> **Given exercise**
Retype the full set of records. Keep every character identical.

_ _ _

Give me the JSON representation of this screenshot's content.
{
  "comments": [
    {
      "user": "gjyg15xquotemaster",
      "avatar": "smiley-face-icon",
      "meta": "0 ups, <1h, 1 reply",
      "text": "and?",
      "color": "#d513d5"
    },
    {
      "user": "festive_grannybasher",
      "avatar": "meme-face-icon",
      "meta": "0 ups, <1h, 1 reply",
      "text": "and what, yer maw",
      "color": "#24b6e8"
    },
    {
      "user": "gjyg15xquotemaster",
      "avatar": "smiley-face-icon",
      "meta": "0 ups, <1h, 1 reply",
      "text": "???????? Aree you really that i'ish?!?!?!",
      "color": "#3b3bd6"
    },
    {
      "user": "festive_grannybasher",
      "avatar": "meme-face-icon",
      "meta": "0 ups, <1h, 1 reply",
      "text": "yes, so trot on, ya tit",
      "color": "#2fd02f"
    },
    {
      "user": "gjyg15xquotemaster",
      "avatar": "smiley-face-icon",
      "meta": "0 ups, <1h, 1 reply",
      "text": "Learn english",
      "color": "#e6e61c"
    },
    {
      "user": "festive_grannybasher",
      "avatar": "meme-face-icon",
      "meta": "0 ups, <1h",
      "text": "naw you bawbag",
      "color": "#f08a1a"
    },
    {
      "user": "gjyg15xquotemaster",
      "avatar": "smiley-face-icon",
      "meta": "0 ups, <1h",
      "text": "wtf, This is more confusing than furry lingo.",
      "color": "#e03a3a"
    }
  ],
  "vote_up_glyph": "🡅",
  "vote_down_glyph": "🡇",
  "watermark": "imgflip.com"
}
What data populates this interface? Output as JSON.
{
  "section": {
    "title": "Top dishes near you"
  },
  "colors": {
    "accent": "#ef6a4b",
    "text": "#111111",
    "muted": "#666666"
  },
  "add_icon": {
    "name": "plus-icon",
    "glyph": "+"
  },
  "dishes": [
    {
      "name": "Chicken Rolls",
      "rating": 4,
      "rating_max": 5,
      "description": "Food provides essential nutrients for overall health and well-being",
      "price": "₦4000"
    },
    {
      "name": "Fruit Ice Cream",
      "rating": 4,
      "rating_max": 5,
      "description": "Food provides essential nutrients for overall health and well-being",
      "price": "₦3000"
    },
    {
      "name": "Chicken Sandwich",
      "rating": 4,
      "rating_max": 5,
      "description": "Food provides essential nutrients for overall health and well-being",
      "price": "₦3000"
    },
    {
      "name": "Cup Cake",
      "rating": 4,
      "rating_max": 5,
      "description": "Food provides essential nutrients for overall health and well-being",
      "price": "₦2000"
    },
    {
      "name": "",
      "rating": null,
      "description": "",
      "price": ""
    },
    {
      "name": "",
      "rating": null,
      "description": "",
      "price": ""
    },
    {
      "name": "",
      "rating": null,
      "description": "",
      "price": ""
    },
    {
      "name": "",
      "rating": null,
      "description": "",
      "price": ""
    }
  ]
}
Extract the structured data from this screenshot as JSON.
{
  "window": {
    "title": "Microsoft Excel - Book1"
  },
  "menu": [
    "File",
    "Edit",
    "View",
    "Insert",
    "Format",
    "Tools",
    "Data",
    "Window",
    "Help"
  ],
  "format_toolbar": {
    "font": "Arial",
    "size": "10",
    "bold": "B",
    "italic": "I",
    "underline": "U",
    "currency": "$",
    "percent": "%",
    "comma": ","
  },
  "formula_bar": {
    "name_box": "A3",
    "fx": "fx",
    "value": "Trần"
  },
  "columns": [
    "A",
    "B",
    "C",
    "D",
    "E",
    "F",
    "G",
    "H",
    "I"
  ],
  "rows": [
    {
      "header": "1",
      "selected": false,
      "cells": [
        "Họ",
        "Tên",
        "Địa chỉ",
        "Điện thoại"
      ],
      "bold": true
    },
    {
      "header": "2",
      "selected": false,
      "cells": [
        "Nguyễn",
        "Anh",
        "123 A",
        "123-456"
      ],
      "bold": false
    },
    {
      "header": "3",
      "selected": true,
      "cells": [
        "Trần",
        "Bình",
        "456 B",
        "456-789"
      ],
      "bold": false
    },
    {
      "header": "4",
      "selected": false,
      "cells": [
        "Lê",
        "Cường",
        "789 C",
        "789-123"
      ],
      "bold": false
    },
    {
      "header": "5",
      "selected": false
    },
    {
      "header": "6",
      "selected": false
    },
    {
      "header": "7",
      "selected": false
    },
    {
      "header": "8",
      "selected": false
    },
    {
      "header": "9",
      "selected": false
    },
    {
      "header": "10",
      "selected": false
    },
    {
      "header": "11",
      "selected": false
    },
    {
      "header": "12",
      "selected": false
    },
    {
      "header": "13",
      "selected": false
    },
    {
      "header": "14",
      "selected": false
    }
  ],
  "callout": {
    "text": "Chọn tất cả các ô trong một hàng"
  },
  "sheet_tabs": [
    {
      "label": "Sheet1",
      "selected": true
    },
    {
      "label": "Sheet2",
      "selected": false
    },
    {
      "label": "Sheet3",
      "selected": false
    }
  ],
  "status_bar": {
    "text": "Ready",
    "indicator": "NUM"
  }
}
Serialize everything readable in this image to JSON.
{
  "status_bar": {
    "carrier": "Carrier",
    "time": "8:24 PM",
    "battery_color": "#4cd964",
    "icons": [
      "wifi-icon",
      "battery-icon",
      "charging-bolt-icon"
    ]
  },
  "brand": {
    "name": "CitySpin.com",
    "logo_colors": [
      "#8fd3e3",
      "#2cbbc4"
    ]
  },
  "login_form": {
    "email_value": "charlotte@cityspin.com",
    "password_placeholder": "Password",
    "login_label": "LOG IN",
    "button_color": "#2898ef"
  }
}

_ _ _

> **Result of the task**
Give me the JSON representation of this screenshot's content.
{
  "comments": [
    {
      "user": "gjyg15xquotemaster",
      "avatar": "smiley-face-icon",
      "meta": "0 ups, <1h, 1 reply",
      "text": "and?",
      "color": "#d513d5"
    },
    {
      "user": "festive_grannybasher",
      "avatar": "meme-face-icon",
      "meta": "0 ups, <1h, 1 reply",
      "text": "and what, yer maw",
      "color": "#24b6e8"
    },
    {
      "user": "gjyg15xquotemaster",
      "avatar": "smiley-face-icon",
      "meta": "0 ups, <1h, 1 reply",
      "text": "???????? Aree you really that i'ish?!?!?!",
      "color": "#3b3bd6"
    },
    {
      "user": "festive_grannybasher",
      "avatar": "meme-face-icon",
      "meta": "0 ups, <1h, 1 reply",
      "text": "yes, so trot on, ya tit",
      "color": "#2fd02f"
    },
    {
      "user": "gjyg15xquotemaster",
      "avatar": "smiley-face-icon",
      "meta": "0 ups, <1h, 1 reply",
      "text": "Learn english",
      "color": "#e6e61c"
    },
    {
      "user": "festive_grannybasher",
      "avatar": "meme-face-icon",
      "meta": "0 ups, <1h",
      "text": "naw you bawbag",
      "color": "#f08a1a"
    },
    {
      "user": "gjyg15xquotemaster",
      "avatar": "smiley-face-icon",
      "meta": "0 ups, <1h",
      "text": "wtf, This is more confusing than furry lingo.",
      "color": "#e03a3a"
    }
  ],
  "vote_up_glyph": "🡅",
  "vote_down_glyph": "🡇",
  "watermark": "imgflip.com"
}
What data populates this interface? Output as JSON.
{
  "section": {
    "title": "Top dishes near you"
  },
  "colors": {
    "accent": "#ef6a4b",
    "text": "#111111",
    "muted": "#666666"
  },
  "add_icon": {
    "name": "plus-icon",
    "glyph": "+"
  },
  "dishes": [
    {
      "name": "Chicken Rolls",
      "rating": 4,
      "rating_max": 5,
      "description": "Food provides essential nutrients for overall health and well-being",
      "price": "₦4000"
    },
    {
      "name": "Fruit Ice Cream",
      "rating": 4,
      "rating_max": 5,
      "description": "Food provides essential nutrients for overall health and well-being",
      "price": "₦3000"
    },
    {
      "name": "Chicken Sandwich",
      "rating": 4,
      "rating_max": 5,
      "description": "Food provides essential nutrients for overall health and well-being",
      "price": "₦3000"
    },
    {
      "name": "Cup Cake",
      "rating": 4,
      "rating_max": 5,
      "description": "Food provides essential nutrients for overall health and well-being",
      "price": "₦2000"
    },
    {
      "name": "",
      "rating": null,
      "description": "",
      "price": ""
    },
    {
      "name": "",
      "rating": null,
      "description": "",
      "price": ""
    },
    {
      "name": "",
      "rating": null,
      "description": "",
      "price": ""
    },
    {
      "name": "",
      "rating": null,
      "description": "",
      "price": ""
    }
  ]
}
Extract the structured data from this screenshot as JSON.
{
  "window": {
    "title": "Microsoft Excel - Book1"
  },
  "menu": [
    "File",
    "Edit",
    "View",
    "Insert",
    "Format",
    "Tools",
    "Data",
    "Window",
    "Help"
  ],
  "format_toolbar": {
    "font": "Arial",
    "size": "10",
    "bold": "B",
    "italic": "I",
    "underline": "U",
    "currency": "$",
    "percent": "%",
    "comma": ","
  },
  "formula_bar": {
    "name_box": "A3",
    "fx": "fx",
    "value": "Trần"
  },
  "columns": [
    "A",
    "B",
    "C",
    "D",
    "E",
    "F",
    "G",
    "H",
    "I"
  ],
  "rows": [
    {
      "header": "1",
      "selected": false,
      "cells": [
        "Họ",
        "Tên",
        "Địa chỉ",
        "Điện thoại"
      ],
      "bold": true
    },
    {
      "header": "2",
      "selected": false,
      "cells": [
        "Nguyễn",
        "Anh",
        "123 A",
        "123-456"
      ],
      "bold": false
    },
    {
      "header": "3",
      "selected": true,
      "cells": [
        "Trần",
        "Bình",
        "456 B",
        "456-789"
      ],
      "bold": false
    },
    {
      "header": "4",
      "selected": false,
      "cells": [
        "Lê",
        "Cường",
        "789 C",
        "789-123"
      ],
      "bold": false
    },
    {
      "header": "5",
      "selected": false
    },
    {
      "header": "6",
      "selected": false
    },
    {
      "header": "7",
      "selected": false
    },
    {
      "header": "8",
      "selected": false
    },
    {
      "header": "9",
      "selected": false
    },
    {
      "header": "10",
      "selected": false
    },
    {
      "header": "11",
      "selected": false
    },
    {
      "header": "12",
      "selected": false
    },
    {
      "header": "13",
      "selected": false
    },
    {
      "header": "14",
      "selected": false
    }
  ],
  "callout": {
    "text": "Chọn tất cả các ô trong một hàng"
  },
  "sheet_tabs": [
    {
      "label": "Sheet1",
      "selected": true
    },
    {
      "label": "Sheet2",
      "selected": false
    },
    {
      "label": "Sheet3",
      "selected": false
    }
  ],
  "status_bar": {
    "text": "Ready",
    "indicator": "NUM"
  }
}
Serialize everything readable in this image to JSON.
{
  "status_bar": {
    "carrier": "Carrier",
    "time": "8:24 PM",
    "battery_color": "#4cd964",
    "icons": [
      "wifi-icon",
      "battery-icon",
      "charging-bolt-icon"
    ]
  },
  "brand": {
    "name": "CitySpin.com",
    "logo_colors": [
      "#8fd3e3",
      "#2cbbc4"
    ]
  },
  "login_form": {
    "email_value": "charlotte@cityspin.com",
    "password_placeholder": "Password",
    "login_label": "LOG IN",
    "button_color": "#2898ef"
  }
}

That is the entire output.